§ **Entries supplied**:
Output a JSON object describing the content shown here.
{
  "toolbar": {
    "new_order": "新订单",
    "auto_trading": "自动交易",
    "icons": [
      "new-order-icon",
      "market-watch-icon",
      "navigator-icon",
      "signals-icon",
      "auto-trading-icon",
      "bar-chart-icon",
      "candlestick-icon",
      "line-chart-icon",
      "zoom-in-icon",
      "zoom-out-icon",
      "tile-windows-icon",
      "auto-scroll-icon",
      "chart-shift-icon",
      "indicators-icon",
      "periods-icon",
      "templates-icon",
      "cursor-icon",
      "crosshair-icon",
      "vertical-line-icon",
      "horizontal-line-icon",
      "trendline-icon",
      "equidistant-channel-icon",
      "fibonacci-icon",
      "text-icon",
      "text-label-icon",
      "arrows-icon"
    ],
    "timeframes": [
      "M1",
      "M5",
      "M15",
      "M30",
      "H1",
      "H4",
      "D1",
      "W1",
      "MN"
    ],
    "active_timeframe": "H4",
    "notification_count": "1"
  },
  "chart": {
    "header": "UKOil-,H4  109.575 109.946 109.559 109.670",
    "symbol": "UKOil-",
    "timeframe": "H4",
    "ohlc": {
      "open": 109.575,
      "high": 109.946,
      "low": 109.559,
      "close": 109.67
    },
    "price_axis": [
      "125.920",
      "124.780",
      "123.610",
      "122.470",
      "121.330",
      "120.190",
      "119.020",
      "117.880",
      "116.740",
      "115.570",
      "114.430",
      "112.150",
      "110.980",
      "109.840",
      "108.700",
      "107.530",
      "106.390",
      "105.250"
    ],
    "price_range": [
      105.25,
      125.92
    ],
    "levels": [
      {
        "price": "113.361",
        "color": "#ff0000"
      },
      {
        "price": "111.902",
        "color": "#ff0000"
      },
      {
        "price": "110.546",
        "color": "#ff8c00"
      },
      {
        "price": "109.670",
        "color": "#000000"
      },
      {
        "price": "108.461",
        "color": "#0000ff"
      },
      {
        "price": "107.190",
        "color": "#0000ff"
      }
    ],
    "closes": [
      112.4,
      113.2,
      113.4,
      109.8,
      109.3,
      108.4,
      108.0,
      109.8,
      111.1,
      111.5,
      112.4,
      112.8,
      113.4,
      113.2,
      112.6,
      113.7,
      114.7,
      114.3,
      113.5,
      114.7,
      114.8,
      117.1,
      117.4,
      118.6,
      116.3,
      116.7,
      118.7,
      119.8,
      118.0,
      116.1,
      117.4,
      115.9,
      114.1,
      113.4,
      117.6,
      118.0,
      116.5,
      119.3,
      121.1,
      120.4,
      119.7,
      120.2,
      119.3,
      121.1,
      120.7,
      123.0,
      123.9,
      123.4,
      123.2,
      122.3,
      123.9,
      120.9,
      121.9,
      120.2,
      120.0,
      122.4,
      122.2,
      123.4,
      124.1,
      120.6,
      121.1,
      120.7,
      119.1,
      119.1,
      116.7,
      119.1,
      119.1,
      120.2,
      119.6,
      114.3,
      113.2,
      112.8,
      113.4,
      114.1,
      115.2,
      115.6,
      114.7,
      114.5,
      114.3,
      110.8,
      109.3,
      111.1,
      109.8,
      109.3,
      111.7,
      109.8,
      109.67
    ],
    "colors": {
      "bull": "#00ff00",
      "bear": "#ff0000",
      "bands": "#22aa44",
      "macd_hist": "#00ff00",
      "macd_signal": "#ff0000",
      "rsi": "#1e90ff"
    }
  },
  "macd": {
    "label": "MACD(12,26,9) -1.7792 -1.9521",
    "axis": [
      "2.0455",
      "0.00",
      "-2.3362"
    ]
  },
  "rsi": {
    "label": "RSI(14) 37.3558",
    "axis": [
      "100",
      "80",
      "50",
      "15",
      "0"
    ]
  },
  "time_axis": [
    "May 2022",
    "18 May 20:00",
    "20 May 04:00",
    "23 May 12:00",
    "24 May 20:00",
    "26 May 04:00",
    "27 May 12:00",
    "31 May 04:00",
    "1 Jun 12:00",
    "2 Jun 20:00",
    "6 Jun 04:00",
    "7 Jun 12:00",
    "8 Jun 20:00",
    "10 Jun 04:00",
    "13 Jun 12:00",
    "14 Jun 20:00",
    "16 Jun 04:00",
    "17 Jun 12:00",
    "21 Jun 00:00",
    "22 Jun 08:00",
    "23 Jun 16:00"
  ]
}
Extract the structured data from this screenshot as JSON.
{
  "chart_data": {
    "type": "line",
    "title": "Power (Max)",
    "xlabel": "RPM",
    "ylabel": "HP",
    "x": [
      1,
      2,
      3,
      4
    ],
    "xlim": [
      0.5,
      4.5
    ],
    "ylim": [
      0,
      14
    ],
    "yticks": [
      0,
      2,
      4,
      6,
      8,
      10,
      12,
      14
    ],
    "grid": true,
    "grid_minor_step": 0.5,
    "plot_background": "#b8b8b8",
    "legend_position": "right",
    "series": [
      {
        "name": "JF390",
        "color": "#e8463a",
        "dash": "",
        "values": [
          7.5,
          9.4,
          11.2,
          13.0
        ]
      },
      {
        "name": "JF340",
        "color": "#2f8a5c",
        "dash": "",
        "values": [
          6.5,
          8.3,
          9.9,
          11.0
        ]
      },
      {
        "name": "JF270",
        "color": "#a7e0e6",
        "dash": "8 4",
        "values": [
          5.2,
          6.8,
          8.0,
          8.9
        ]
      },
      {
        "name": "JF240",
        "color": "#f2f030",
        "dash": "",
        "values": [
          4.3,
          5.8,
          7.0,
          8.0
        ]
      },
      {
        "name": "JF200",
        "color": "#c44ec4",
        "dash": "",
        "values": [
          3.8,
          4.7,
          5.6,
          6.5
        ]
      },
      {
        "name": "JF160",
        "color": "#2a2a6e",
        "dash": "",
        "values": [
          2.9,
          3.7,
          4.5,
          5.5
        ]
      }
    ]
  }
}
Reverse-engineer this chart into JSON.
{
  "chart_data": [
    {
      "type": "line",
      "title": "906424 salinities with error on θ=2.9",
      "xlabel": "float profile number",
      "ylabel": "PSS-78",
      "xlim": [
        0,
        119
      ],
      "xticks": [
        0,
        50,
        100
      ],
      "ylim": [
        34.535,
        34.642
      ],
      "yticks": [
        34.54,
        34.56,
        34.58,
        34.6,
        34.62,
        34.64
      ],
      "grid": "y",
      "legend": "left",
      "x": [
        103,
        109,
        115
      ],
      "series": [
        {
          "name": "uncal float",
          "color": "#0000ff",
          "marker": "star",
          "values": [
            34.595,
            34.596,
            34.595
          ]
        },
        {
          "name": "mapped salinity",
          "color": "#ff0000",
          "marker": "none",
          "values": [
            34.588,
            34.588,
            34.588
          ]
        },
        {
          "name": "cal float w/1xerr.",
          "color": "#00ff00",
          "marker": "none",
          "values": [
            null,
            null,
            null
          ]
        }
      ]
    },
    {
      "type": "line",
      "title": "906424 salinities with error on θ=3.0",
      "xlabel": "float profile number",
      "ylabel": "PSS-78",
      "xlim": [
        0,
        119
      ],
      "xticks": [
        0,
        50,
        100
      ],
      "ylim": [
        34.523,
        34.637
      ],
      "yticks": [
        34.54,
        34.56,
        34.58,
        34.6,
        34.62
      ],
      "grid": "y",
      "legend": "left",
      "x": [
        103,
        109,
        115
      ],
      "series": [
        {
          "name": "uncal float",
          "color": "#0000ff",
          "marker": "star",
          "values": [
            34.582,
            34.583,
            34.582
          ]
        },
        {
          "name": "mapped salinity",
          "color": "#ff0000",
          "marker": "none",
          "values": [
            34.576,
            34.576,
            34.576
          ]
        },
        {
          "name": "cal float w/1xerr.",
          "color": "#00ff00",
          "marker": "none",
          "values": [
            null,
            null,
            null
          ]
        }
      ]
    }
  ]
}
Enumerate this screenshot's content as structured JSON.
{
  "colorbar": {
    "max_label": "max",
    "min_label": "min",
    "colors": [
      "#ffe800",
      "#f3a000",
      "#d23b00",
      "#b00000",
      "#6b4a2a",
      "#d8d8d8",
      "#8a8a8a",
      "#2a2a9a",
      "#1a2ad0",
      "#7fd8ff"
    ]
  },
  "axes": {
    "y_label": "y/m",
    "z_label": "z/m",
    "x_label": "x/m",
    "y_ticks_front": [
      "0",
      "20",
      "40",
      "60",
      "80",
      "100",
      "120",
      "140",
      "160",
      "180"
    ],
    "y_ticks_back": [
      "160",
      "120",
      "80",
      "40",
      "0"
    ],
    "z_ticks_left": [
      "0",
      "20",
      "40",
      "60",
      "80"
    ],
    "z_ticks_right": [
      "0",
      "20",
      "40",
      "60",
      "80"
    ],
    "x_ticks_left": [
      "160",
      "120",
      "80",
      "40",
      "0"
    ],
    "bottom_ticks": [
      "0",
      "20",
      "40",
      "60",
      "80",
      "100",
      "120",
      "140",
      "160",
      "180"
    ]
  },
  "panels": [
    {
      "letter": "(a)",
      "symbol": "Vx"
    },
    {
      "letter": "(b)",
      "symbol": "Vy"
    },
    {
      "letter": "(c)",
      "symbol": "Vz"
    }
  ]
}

§ **Exercise directions**:
Gather all lines from the listing above in which "with" occurs.

§ **Reply**:
      "title": "906424 salinities with error on θ=2.9",
      "title": "906424 salinities with error on θ=3.0",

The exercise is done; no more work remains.